» Directions for this task
Only a number is expected: how many lines in the data below contain the word "system".
____ Data in this exercise
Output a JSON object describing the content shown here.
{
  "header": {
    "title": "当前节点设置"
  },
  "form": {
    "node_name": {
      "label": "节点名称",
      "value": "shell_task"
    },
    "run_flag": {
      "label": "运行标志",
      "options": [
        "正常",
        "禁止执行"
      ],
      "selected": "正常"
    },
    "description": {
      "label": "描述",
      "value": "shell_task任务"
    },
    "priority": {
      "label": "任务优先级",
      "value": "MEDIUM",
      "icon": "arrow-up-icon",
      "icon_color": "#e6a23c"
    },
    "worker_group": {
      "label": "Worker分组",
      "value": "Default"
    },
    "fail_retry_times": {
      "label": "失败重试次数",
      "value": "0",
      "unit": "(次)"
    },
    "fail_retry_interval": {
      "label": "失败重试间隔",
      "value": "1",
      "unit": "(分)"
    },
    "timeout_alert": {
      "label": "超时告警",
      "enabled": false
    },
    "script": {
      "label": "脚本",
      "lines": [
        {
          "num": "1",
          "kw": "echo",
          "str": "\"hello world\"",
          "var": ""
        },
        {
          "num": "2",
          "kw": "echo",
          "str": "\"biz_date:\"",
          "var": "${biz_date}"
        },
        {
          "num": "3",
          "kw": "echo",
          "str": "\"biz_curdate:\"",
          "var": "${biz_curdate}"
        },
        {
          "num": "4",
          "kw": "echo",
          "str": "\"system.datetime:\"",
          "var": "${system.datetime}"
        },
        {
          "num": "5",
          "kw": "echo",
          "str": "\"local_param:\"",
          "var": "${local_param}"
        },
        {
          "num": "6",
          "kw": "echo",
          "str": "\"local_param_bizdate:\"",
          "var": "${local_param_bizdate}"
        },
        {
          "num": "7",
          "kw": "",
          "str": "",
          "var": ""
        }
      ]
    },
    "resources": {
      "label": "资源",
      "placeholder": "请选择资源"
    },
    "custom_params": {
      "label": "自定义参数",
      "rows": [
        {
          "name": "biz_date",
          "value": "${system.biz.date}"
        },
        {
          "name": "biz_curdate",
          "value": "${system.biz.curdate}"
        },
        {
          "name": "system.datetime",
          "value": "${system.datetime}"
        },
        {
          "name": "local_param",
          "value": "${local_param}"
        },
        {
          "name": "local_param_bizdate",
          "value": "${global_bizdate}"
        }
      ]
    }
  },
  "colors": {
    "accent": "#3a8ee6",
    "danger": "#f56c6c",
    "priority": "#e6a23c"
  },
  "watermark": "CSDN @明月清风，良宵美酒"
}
________
» Response
6